_Records about charts and figures_

** start **

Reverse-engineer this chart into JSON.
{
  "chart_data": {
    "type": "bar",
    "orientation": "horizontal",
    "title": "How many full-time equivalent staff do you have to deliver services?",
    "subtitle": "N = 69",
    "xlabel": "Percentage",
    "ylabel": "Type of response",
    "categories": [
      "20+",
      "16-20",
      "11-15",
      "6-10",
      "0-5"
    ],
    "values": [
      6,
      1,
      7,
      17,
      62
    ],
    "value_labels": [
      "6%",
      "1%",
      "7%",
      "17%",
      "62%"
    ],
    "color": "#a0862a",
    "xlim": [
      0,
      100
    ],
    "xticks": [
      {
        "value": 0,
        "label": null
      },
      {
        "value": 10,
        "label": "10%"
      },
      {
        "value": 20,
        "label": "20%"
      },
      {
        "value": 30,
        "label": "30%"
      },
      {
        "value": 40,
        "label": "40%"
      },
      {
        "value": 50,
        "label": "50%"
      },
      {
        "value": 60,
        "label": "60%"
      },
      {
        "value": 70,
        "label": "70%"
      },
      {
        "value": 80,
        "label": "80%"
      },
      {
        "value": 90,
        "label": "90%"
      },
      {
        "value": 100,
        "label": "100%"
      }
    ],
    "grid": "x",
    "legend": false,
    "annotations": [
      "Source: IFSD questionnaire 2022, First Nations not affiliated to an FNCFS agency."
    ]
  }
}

** end **

_Instructions to follow_
Return what is listed above, exactly and completely.

_Exercise output_
Reverse-engineer this chart into JSON.
{
  "chart_data": {
    "type": "bar",
    "orientation": "horizontal",
    "title": "How many full-time equivalent staff do you have to deliver services?",
    "subtitle": "N = 69",
    "xlabel": "Percentage",
    "ylabel": "Type of response",
    "categories": [
      "20+",
      "16-20",
      "11-15",
      "6-10",
      "0-5"
    ],
    "values": [
      6,
      1,
      7,
      17,
      62
    ],
    "value_labels": [
      "6%",
      "1%",
      "7%",
      "17%",
      "62%"
    ],
    "color": "#a0862a",
    "xlim": [
      0,
      100
    ],
    "xticks": [
      {
        "value": 0,
        "label": null
      },
      {
        "value": 10,
        "label": "10%"
      },
      {
        "value": 20,
        "label": "20%"
      },
      {
        "value": 30,
        "label": "30%"
      },
      {
        "value": 40,
        "label": "40%"
      },
      {
        "value": 50,
        "label": "50%"
      },
      {
        "value": 60,
        "label": "60%"
      },
      {
        "value": 70,
        "label": "70%"
      },
      {
        "value": 80,
        "label": "80%"
      },
      {
        "value": 90,
        "label": "90%"
      },
      {
        "value": 100,
        "label": "100%"
      }
    ],
    "grid": "x",
    "legend": false,
    "annotations": [
      "Source: IFSD questionnaire 2022, First Nations not affiliated to an FNCFS agency."
    ]
  }
}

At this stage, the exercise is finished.